Work instructions.
**a.** In the passage about Central Hall at the National Railway Museum, which access consultants is the museum working with?
**b.** Continue the passage about Central Hall at the National Railway Museum from its final sentence.

Selected text.

A new welcome experience

Central Hall will be at the heart of the redesigned National Railway Museum, acting as the gateway to our transformed galleries and spaces, and unifying the site like never before. Our vision for Central Hall as well as our reimagined outdoor spaces, is to become a focal point for emerging and existing communities to connect, interact and collaborate

The designs will embody the Science Museum Group’s commitment to being ‘open for all’ and to creating spaces where everyone can feel they belong. We are working with access consultants CCD and a group of people with lived experience of disability to ensure spaces are designed inclusively.

Central Hall is not just about a better arrival and visitor experience for the museum. It has a fundamental role as the cultural heart of the York Central development. The Railway Futures gallery will also let visitors explore new technologies and ideas that are shaping the railways of today, as well as providing enhanced educational opportunities to inspire the next generation of innovators, entrepreneurs and engineers, on the railways and beyond.

Stored records.
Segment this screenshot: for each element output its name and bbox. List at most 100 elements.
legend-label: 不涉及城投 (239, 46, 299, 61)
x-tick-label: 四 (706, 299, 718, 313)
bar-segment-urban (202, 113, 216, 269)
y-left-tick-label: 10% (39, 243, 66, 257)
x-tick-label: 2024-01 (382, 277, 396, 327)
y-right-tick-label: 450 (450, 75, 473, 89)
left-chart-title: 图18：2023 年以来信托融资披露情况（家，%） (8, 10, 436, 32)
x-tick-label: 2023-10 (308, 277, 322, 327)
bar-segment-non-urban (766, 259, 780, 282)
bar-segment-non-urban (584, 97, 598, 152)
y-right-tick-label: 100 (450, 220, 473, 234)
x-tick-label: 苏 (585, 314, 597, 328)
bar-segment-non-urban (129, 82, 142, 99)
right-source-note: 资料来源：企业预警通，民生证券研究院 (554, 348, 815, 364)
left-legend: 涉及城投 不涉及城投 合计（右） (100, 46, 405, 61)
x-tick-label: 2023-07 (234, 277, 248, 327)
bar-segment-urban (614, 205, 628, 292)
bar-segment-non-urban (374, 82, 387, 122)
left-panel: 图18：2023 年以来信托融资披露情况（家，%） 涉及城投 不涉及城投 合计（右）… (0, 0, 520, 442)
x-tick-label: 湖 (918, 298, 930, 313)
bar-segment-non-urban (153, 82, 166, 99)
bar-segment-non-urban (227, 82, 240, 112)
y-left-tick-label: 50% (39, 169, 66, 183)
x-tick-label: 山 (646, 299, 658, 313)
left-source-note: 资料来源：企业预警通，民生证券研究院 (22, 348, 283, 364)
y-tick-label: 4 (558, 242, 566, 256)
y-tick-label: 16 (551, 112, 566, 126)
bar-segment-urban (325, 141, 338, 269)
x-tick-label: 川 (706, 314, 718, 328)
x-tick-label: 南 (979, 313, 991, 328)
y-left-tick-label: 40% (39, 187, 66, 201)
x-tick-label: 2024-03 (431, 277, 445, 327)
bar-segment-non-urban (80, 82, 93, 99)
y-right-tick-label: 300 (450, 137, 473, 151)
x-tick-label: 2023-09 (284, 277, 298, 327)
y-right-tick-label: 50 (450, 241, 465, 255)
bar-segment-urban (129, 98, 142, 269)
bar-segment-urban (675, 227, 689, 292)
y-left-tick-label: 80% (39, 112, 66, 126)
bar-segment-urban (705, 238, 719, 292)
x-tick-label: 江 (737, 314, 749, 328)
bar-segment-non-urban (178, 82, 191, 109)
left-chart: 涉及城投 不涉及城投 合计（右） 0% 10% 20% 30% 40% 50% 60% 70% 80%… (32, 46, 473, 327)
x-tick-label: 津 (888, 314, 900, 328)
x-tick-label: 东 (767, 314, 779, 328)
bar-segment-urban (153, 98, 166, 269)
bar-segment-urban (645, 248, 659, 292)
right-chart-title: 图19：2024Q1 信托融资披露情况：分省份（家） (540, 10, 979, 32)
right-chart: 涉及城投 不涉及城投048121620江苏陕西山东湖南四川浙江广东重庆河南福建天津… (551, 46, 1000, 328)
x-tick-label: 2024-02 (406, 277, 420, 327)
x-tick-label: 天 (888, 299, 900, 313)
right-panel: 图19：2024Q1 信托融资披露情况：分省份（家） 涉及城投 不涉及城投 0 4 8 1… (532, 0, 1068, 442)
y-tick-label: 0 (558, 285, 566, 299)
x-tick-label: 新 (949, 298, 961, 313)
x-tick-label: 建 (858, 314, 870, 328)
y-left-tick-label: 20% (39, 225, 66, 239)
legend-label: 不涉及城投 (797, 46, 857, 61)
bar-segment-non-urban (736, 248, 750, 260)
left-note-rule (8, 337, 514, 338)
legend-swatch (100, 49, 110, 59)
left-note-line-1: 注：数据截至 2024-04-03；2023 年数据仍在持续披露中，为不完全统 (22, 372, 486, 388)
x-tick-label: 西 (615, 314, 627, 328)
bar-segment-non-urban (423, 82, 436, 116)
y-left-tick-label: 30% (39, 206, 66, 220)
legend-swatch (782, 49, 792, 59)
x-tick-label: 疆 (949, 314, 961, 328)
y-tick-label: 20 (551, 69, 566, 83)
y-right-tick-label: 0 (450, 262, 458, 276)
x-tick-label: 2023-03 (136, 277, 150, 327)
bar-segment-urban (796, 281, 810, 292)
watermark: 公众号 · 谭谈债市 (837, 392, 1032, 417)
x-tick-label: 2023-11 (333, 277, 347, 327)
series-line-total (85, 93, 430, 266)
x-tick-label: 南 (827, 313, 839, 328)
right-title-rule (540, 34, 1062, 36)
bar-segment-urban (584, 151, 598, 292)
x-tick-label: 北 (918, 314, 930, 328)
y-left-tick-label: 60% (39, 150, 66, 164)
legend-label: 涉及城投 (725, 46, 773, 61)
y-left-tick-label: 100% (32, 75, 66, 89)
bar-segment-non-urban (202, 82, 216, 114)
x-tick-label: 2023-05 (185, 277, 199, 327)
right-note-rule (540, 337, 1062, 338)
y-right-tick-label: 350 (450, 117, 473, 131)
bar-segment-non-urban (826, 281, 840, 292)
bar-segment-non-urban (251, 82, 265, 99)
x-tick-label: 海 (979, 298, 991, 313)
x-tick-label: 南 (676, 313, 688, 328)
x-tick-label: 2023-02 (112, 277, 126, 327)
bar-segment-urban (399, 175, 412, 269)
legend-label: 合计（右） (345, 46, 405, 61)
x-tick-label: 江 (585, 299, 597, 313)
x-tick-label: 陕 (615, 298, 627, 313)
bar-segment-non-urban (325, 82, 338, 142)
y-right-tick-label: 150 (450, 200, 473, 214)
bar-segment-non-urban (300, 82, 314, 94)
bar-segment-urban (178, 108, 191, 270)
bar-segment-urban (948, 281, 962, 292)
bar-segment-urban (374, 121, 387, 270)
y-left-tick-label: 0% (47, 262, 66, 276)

Solved tasks.
**a.** CCD

**b.**
York’s built heritage is incredibly rich and complex, and has always been a distinctive part of the city’s character, both as a place to live and a place to visit. The designs for Central Hall respond to this context and also to the heritage of the historical railway buildings amongst which it will be built.

We are working with Montagu Evans, a consultancy specialising in historic built environment, to help ensure developing designs remain sensitive to the unique historical character of this site and to the neighbourhood, so that old and new can come together in a way that feels natural.

Designs for Central Hall take inspiration from traditional railway architecture – its forms, its lines and its materials. This is especially the case with the new timber roof scapes being proposed.

Central Hall

Railway Futures and sustainability

Railway Futures gallery

Railways began to transform the world 200 years ago, but they are as relevant today as they ever have been.

Our vision for a new Railway Futures gallery within Central Hall is to showcase to our visitors the science behind the technology and explain the key issues that need to be addressed for rail to ensure its essential role in shaping all our futures.

The proposed setting will echo the heritage of the former goods station, Station Hall, using the same grid to create a harmonious connection between the buildings and celebrating the large brick arched openings. 

Through a mix of fixed and changing displays, an immersive media-led experience and on-gallery programming, it will showcase the most exciting engineering projects in development and highlight the role that innovation has always played in engineering the railways.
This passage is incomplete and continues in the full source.